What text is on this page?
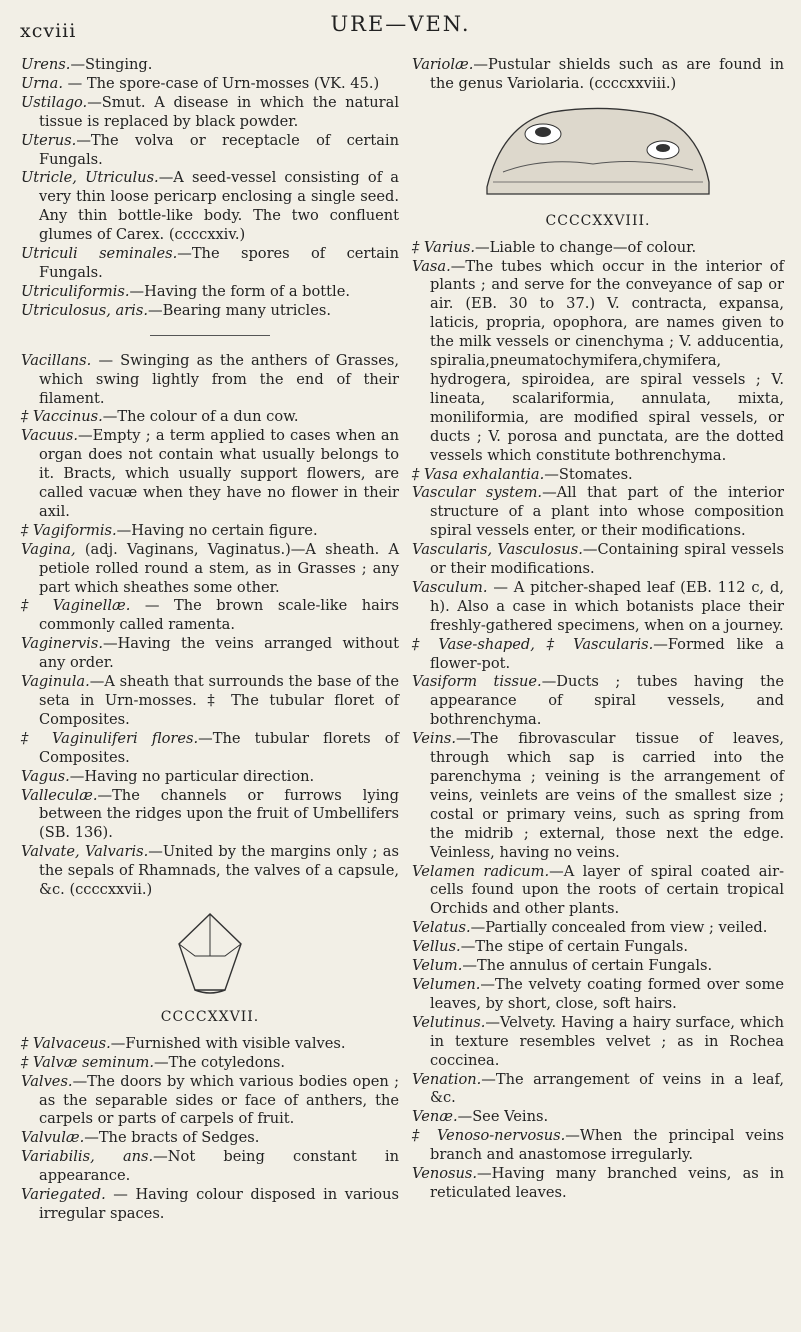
xcviii	URE—VEN.

Urens.—Stinging.

Urna. — The spore-case of Urn-mosses (VK. 45.)

Ustilago.—Smut. A disease in which the natural tissue is replaced by black powder.

Uterus.—The volva or receptacle of certain Fungals.

Utricle, Utriculus.—A seed-vessel consisting of a very thin loose pericarp enclosing a single seed. Any thin bottle-like body. The two confluent glumes of Carex. (ccccxxiv.)

Utriculi seminales.—The spores of certain Fungals.

Utriculiformis.—Having the form of a bottle.

Utriculosus, aris.—Bearing many utricles.

Vacillans. — Swinging as the anthers of Grasses, which swing lightly from the end of their filament.

‡ Vaccinus.—The colour of a dun cow.

Vacuus.—Empty ; a term applied to cases when an organ does not contain what usually belongs to it. Bracts, which usually support flowers, are called vacuæ when they have no flower in their axil.

‡ Vagiformis.—Having no certain figure.

Vagina, (adj. Vaginans, Vaginatus.)—A sheath. A petiole rolled round a stem, as in Grasses ; any part which sheathes some other.

‡ Vaginellæ. — The brown scale-like hairs commonly called ramenta.

Vaginervis.—Having the veins arranged without any order.

Vaginula.—A sheath that surrounds the base of the seta in Urn-mosses. ‡ The tubular floret of Composites.

‡ Vaginuliferi flores.—The tubular florets of Composites.

Vagus.—Having no particular direction.

Valleculæ.—The channels or furrows lying between the ridges upon the fruit of Umbellifers (SB. 136).

Valvate, Valvaris.—United by the margins only ; as the sepals of Rhamnads, the valves of a capsule, &c. (ccccxxvii.)

CCCCXXVII.

‡ Valvaceus.—Furnished with visible valves.

‡ Valvæ seminum.—The cotyledons.

Valves.—The doors by which various bodies open ; as the separable sides or face of anthers, the carpels or parts of carpels of fruit.

Valvulæ.—The bracts of Sedges.

Variabilis, ans.—Not being constant in appearance.

Variegated. — Having colour disposed in various irregular spaces.

Variolæ.—Pustular shields such as are found in the genus Variolaria. (ccccxxviii.)

CCCCXXVIII.

‡ Varius.—Liable to change—of colour.

Vasa.—The tubes which occur in the interior of plants ; and serve for the conveyance of sap or air. (EB. 30 to 37.) V. contracta, expansa, laticis, propria, opophora, are names given to the milk vessels or cinenchyma ; V. adducentia, spiralia,pneumatochymifera,chymifera, hydrogera, spiroidea, are spiral vessels ; V. lineata, scalariformia, annulata, mixta, moniliformia, are modified spiral vessels, or ducts ; V. porosa and punctata, are the dotted vessels which constitute bothrenchyma.

‡ Vasa exhalantia.—Stomates.

Vascular system.—All that part of the interior structure of a plant into whose composition spiral vessels enter, or their modifications.

Vascularis, Vasculosus.—Containing spiral vessels or their modifications.

Vasculum. — A pitcher-shaped leaf (EB. 112 c, d, h). Also a case in which botanists place their freshly-gathered specimens, when on a journey.

‡ Vase-shaped, ‡ Vascularis.—Formed like a flower-pot.

Vasiform tissue.—Ducts ; tubes having the appearance of spiral vessels, and bothrenchyma.

Veins.—The fibrovascular tissue of leaves, through which sap is carried into the parenchyma ; veining is the arrangement of veins, veinlets are veins of the smallest size ; costal or primary veins, such as spring from the midrib ; external, those next the edge. Veinless, having no veins.

Velamen radicum.—A layer of spiral coated air-cells found upon the roots of certain tropical Orchids and other plants.

Velatus.—Partially concealed from view ; veiled.

Vellus.—The stipe of certain Fungals.

Velum.—The annulus of certain Fungals.

Velumen.—The velvety coating formed over some leaves, by short, close, soft hairs.

Velutinus.—Velvety. Having a hairy surface, which in texture resembles velvet ; as in Rochea coccinea.

Venation.—The arrangement of veins in a leaf, &c.

Venæ.—See Veins.

‡ Venoso-nervosus.—When the principal veins branch and anastomose irregularly.

Venosus.—Having many branched veins, as in reticulated leaves.
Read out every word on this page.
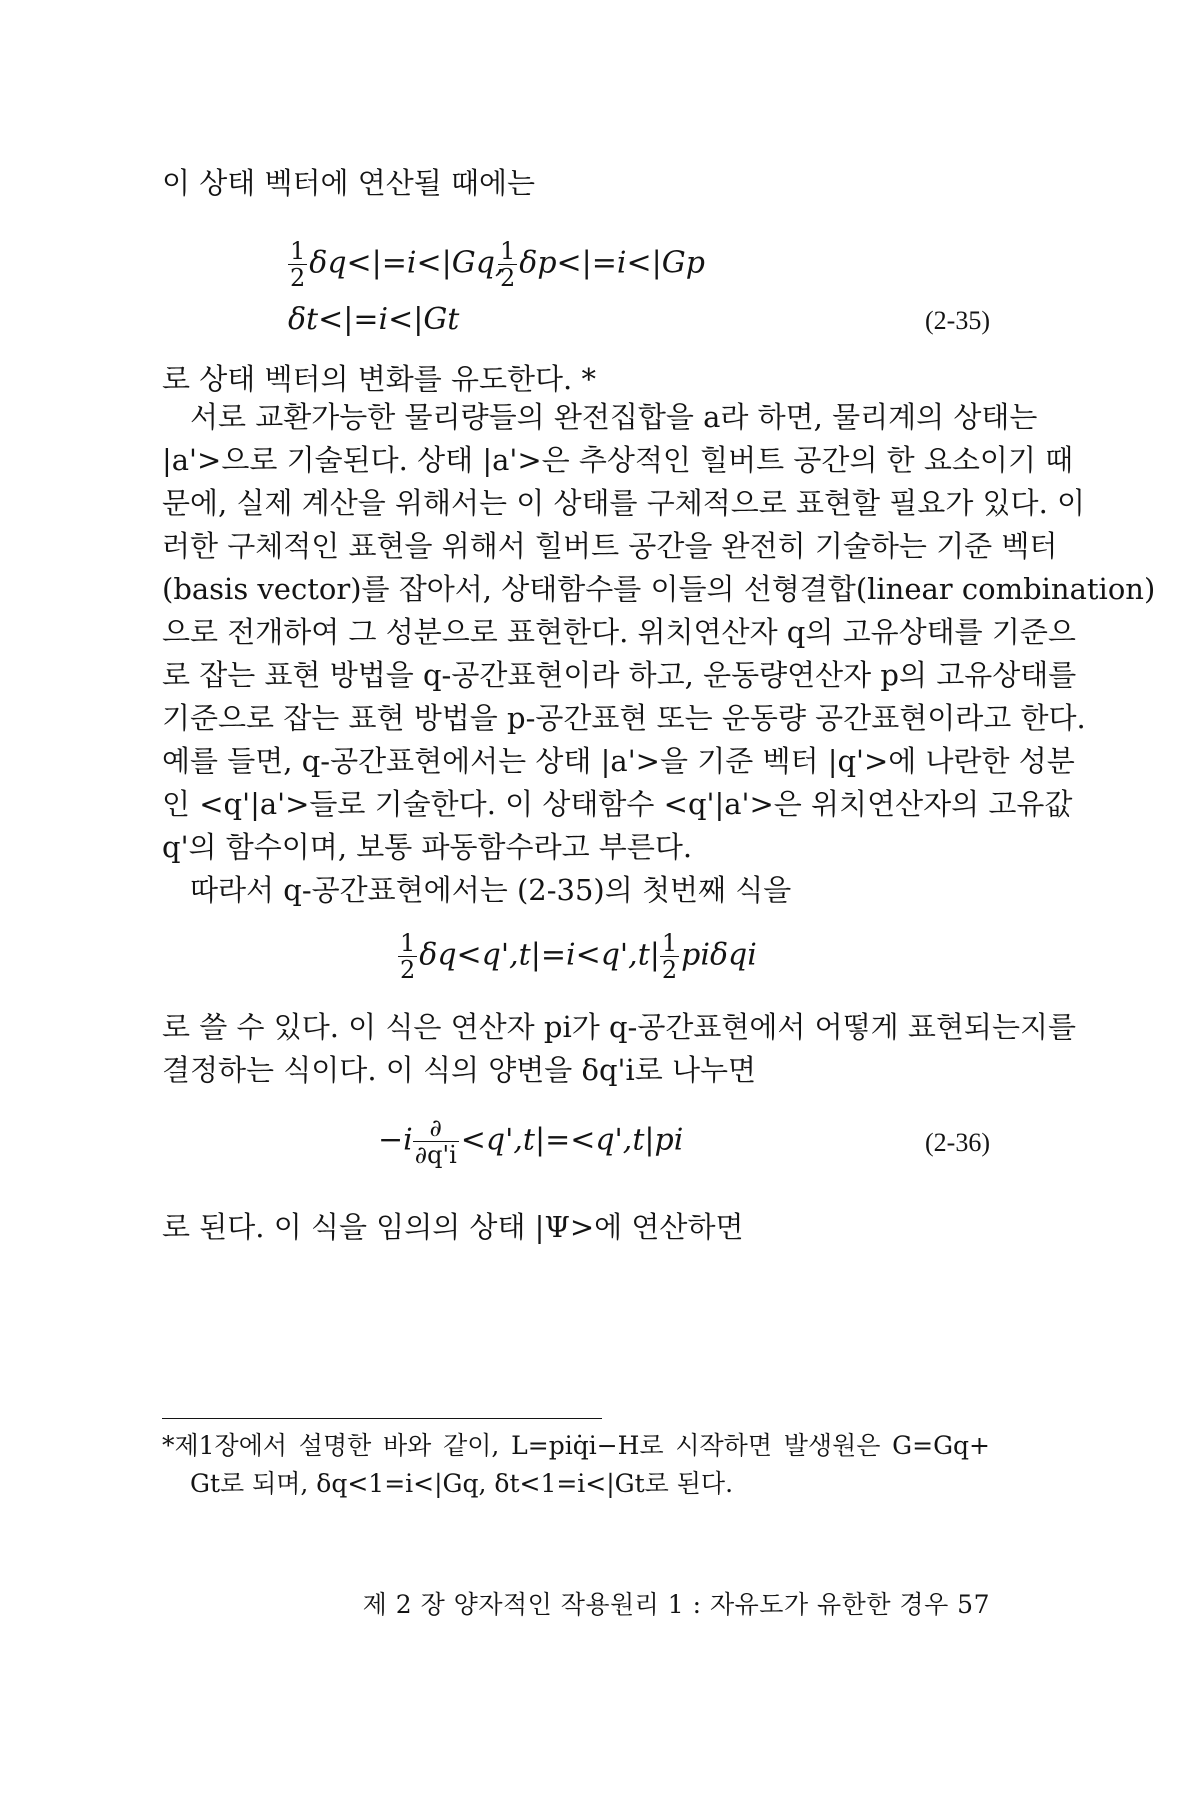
이 상태 벡터에 연산될 때에는
$\frac{1}{2} \delta q<|=i<|Gq$,
$\frac{1}{2} \delta p<|=i<|Gp$
δt<|=i<|Gt	(2-35)
로 상태 벡터의 변화를 유도한다. *
서로 교환가능한 물리량들의 완전집합을 a라 하면, 물리계의 상태는
|a'>으로 기술된다. 상태 |a'>은 추상적인 힐버트 공간의 한 요소이기 때
문에, 실제 계산을 위해서는 이 상태를 구체적으로 표현할 필요가 있다. 이
러한 구체적인 표현을 위해서 힐버트 공간을 완전히 기술하는 기준 벡터
(basis vector)를 잡아서, 상태함수를 이들의 선형결합(linear combination)
으로 전개하여 그 성분으로 표현한다. 위치연산자 q의 고유상태를 기준으
로 잡는 표현 방법을 q-공간표현이라 하고, 운동량연산자 p의 고유상태를
기준으로 잡는 표현 방법을 p-공간표현 또는 운동량 공간표현이라고 한다.
예를 들면, q-공간표현에서는 상태 |a'>을 기준 벡터 |q'>에 나란한 성분
인 <q'|a'>들로 기술한다. 이 상태함수 <q'|a'>은 위치연산자의 고유값
q'의 함수이며, 보통 파동함수라고 부른다.
따라서 q-공간표현에서는 (2-35)의 첫번째 식을
$\frac{1}{2} \delta q<q',t|=i<q',t| \frac{1}{2}$ piδqi
로 쓸 수 있다. 이 식은 연산자 pi가 q-공간표현에서 어떻게 표현되는지를
결정하는 식이다. 이 식의 양변을 δq'i로 나누면
$-i \frac{\partial}{\partial q'i} <q',t|=<q',t|pi$	(2-36)
로 된다. 이 식을 임의의 상태 |Ψ>에 연산하면
*제1장에서 설명한 바와 같이, L=piq̇i−H로 시작하면 발생원은 G=Gq+
Gt로 되며, δq<1=i<|Gq, δt<1=i<|Gt로 된다.
제 2 장 양자적인 작용원리 1 : 자유도가 유한한 경우 57
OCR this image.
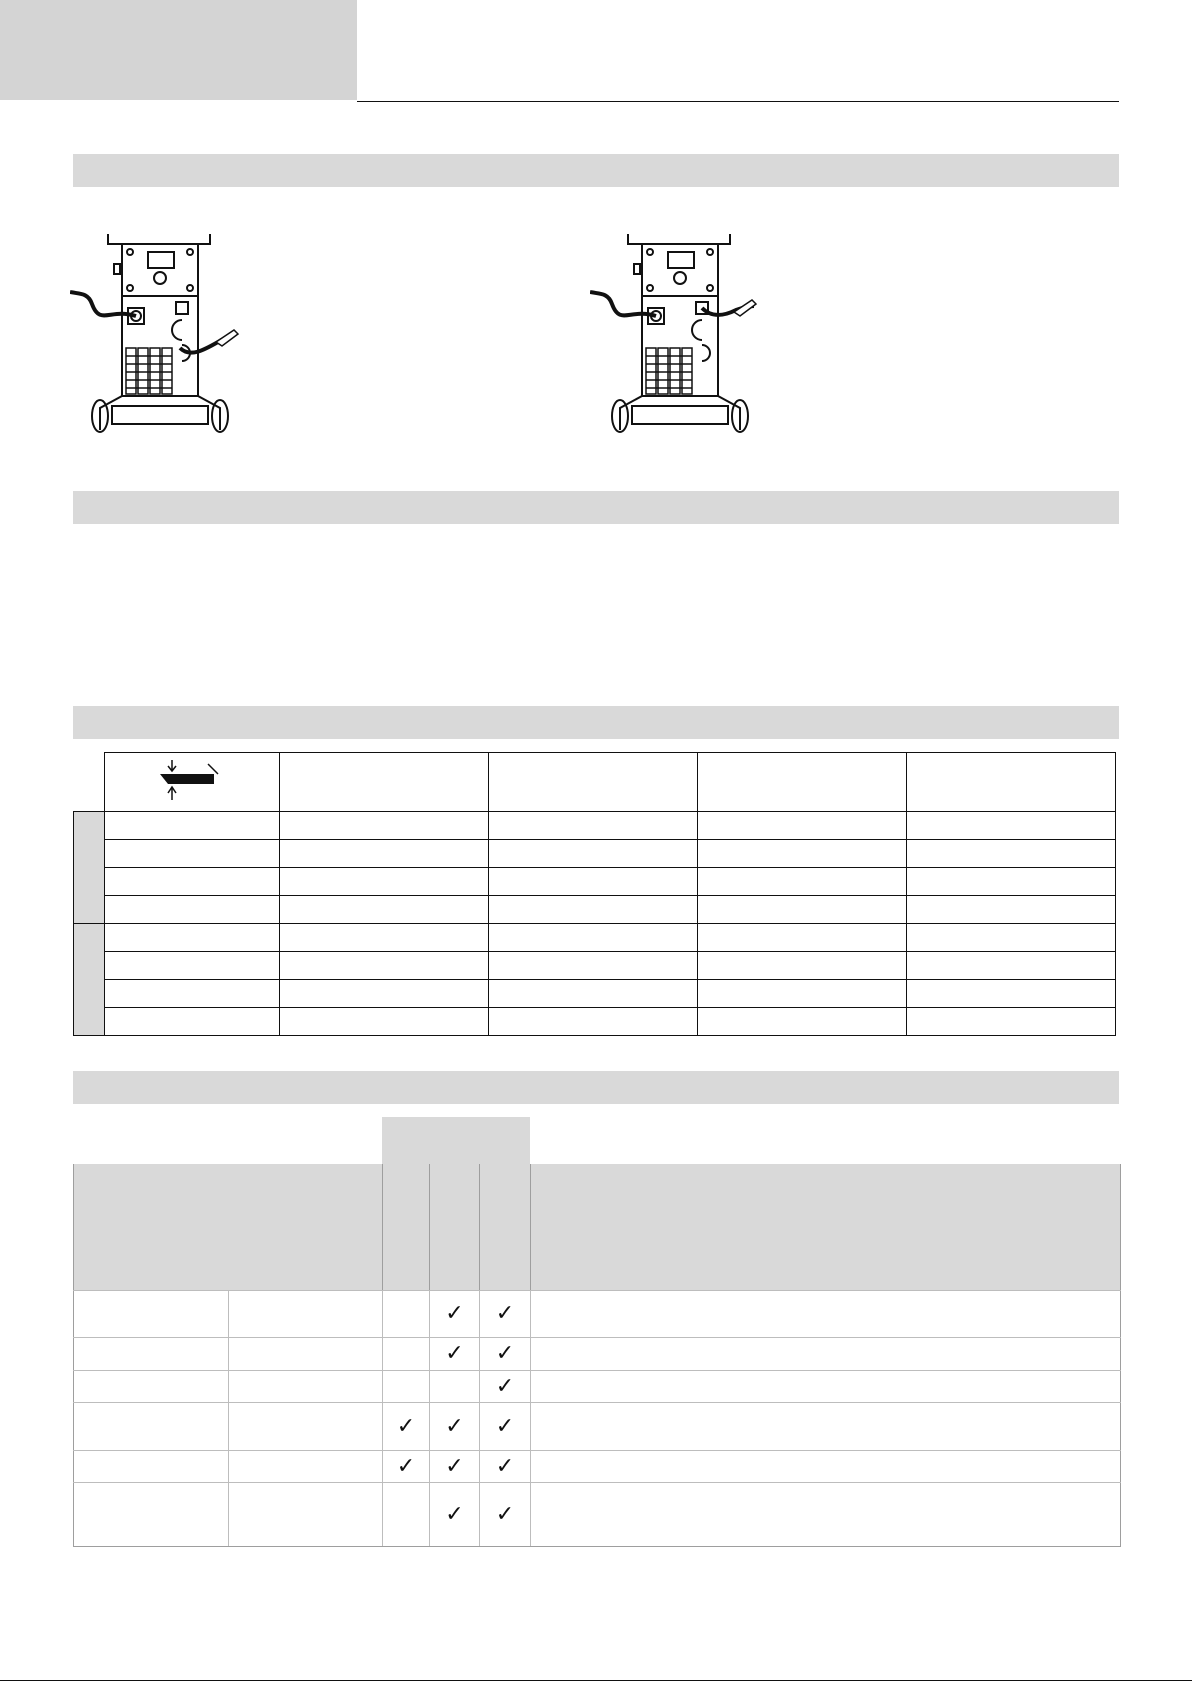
			✓	✓	
			✓	✓	
				✓	
		✓	✓	✓	
		✓	✓	✓	
			✓	✓	
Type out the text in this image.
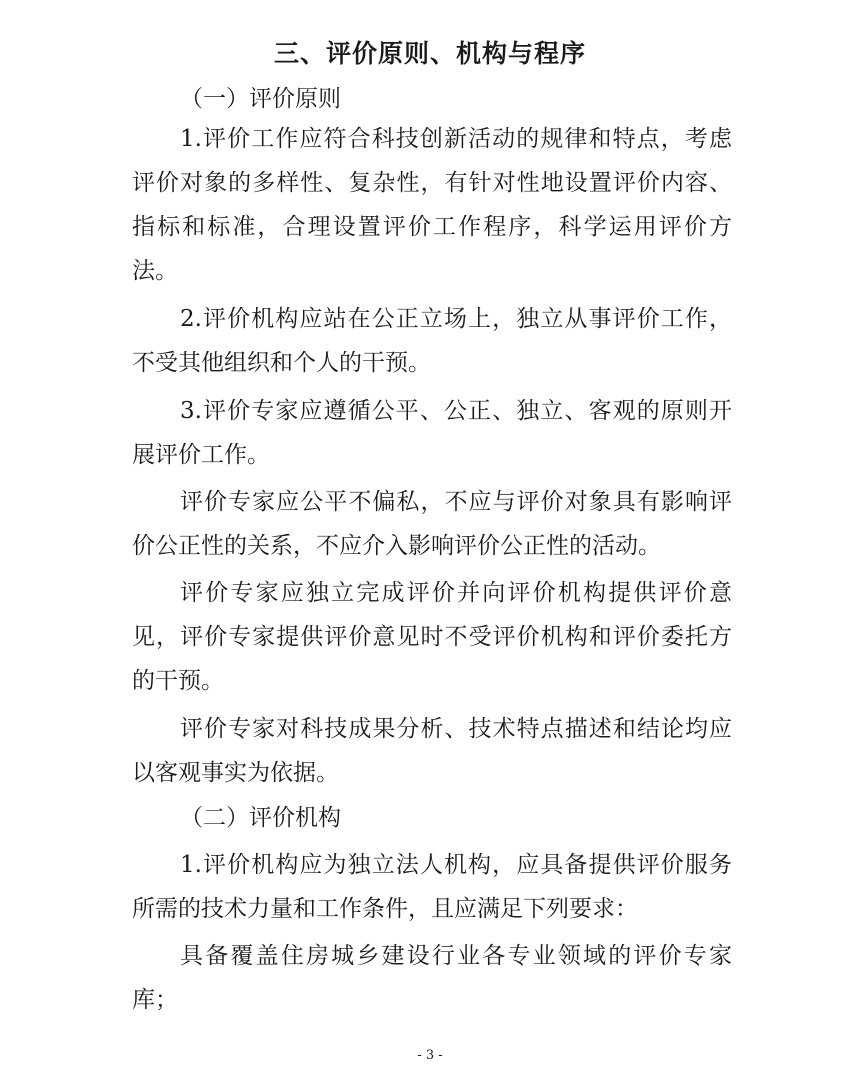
三、评价原则、机构与程序

（一）评价原则

1.评价工作应符合科技创新活动的规律和特点，考虑

评价对象的多样性、复杂性，有针对性地设置评价内容、

指标和标准，合理设置评价工作程序，科学运用评价方

法。

2.评价机构应站在公正立场上，独立从事评价工作，

不受其他组织和个人的干预。

3.评价专家应遵循公平、公正、独立、客观的原则开

展评价工作。

评价专家应公平不偏私，不应与评价对象具有影响评

价公正性的关系，不应介入影响评价公正性的活动。

评价专家应独立完成评价并向评价机构提供评价意

见，评价专家提供评价意见时不受评价机构和评价委托方

的干预。

评价专家对科技成果分析、技术特点描述和结论均应

以客观事实为依据。

（二）评价机构

1.评价机构应为独立法人机构，应具备提供评价服务

所需的技术力量和工作条件，且应满足下列要求：

具备覆盖住房城乡建设行业各专业领域的评价专家

库；

- 3 -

*WHAT YOU SHOULD DO:*
Pictures are to be left out; otherwise, copy exactly each line from the one containing "OCR this image." through the last line of the listing.

*FINISHED TASK:*
OCR this image.
			✓	✓	
			✓	✓	
				✓	
		✓	✓	✓	
		✓	✓	✓	
			✓	✓	
Type out the text in this image.
三、评价原则、机构与程序

（一）评价原则

1.评价工作应符合科技创新活动的规律和特点，考虑

评价对象的多样性、复杂性，有针对性地设置评价内容、

指标和标准，合理设置评价工作程序，科学运用评价方

法。

2.评价机构应站在公正立场上，独立从事评价工作，

不受其他组织和个人的干预。

3.评价专家应遵循公平、公正、独立、客观的原则开

展评价工作。

评价专家应公平不偏私，不应与评价对象具有影响评

价公正性的关系，不应介入影响评价公正性的活动。

评价专家应独立完成评价并向评价机构提供评价意

见，评价专家提供评价意见时不受评价机构和评价委托方

的干预。

评价专家对科技成果分析、技术特点描述和结论均应

以客观事实为依据。

（二）评价机构

1.评价机构应为独立法人机构，应具备提供评价服务

所需的技术力量和工作条件，且应满足下列要求：

具备覆盖住房城乡建设行业各专业领域的评价专家

库；

- 3 -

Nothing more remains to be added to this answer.